Written problem:
Quote the whole listing verbatim.

Given data:
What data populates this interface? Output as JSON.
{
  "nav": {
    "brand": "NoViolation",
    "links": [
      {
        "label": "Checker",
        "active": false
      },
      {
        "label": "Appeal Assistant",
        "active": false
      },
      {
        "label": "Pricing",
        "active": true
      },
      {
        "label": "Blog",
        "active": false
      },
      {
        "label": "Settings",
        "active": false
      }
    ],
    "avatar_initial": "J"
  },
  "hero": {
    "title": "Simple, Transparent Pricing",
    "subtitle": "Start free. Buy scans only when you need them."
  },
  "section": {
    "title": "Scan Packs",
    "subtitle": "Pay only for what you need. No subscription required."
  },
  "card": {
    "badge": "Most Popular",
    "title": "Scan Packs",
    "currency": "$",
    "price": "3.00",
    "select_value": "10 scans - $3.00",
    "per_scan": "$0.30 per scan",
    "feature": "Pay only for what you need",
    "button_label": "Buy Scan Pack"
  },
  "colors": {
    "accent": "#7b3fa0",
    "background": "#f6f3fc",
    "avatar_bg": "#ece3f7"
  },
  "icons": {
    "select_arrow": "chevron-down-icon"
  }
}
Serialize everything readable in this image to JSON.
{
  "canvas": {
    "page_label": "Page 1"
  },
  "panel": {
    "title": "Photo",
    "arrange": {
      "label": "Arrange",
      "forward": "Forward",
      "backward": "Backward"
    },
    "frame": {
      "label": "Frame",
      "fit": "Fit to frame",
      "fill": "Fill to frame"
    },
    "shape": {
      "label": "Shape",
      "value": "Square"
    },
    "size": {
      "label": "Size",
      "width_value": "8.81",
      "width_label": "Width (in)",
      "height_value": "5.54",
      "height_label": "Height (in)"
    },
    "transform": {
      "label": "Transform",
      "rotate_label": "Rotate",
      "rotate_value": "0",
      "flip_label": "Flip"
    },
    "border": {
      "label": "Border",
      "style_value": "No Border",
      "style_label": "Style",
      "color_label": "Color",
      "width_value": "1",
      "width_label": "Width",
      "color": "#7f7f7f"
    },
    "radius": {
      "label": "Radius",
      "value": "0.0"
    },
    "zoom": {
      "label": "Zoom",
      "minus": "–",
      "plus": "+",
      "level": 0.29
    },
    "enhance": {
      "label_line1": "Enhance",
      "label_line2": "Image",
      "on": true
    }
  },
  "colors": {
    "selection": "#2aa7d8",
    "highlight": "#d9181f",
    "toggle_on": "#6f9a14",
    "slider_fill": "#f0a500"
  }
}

Task response:
What data populates this interface? Output as JSON.
{
  "nav": {
    "brand": "NoViolation",
    "links": [
      {
        "label": "Checker",
        "active": false
      },
      {
        "label": "Appeal Assistant",
        "active": false
      },
      {
        "label": "Pricing",
        "active": true
      },
      {
        "label": "Blog",
        "active": false
      },
      {
        "label": "Settings",
        "active": false
      }
    ],
    "avatar_initial": "J"
  },
  "hero": {
    "title": "Simple, Transparent Pricing",
    "subtitle": "Start free. Buy scans only when you need them."
  },
  "section": {
    "title": "Scan Packs",
    "subtitle": "Pay only for what you need. No subscription required."
  },
  "card": {
    "badge": "Most Popular",
    "title": "Scan Packs",
    "currency": "$",
    "price": "3.00",
    "select_value": "10 scans - $3.00",
    "per_scan": "$0.30 per scan",
    "feature": "Pay only for what you need",
    "button_label": "Buy Scan Pack"
  },
  "colors": {
    "accent": "#7b3fa0",
    "background": "#f6f3fc",
    "avatar_bg": "#ece3f7"
  },
  "icons": {
    "select_arrow": "chevron-down-icon"
  }
}
Serialize everything readable in this image to JSON.
{
  "canvas": {
    "page_label": "Page 1"
  },
  "panel": {
    "title": "Photo",
    "arrange": {
      "label": "Arrange",
      "forward": "Forward",
      "backward": "Backward"
    },
    "frame": {
      "label": "Frame",
      "fit": "Fit to frame",
      "fill": "Fill to frame"
    },
    "shape": {
      "label": "Shape",
      "value": "Square"
    },
    "size": {
      "label": "Size",
      "width_value": "8.81",
      "width_label": "Width (in)",
      "height_value": "5.54",
      "height_label": "Height (in)"
    },
    "transform": {
      "label": "Transform",
      "rotate_label": "Rotate",
      "rotate_value": "0",
      "flip_label": "Flip"
    },
    "border": {
      "label": "Border",
      "style_value": "No Border",
      "style_label": "Style",
      "color_label": "Color",
      "width_value": "1",
      "width_label": "Width",
      "color": "#7f7f7f"
    },
    "radius": {
      "label": "Radius",
      "value": "0.0"
    },
    "zoom": {
      "label": "Zoom",
      "minus": "–",
      "plus": "+",
      "level": 0.29
    },
    "enhance": {
      "label_line1": "Enhance",
      "label_line2": "Image",
      "on": true
    }
  },
  "colors": {
    "selection": "#2aa7d8",
    "highlight": "#d9181f",
    "toggle_on": "#6f9a14",
    "slider_fill": "#f0a500"
  }
}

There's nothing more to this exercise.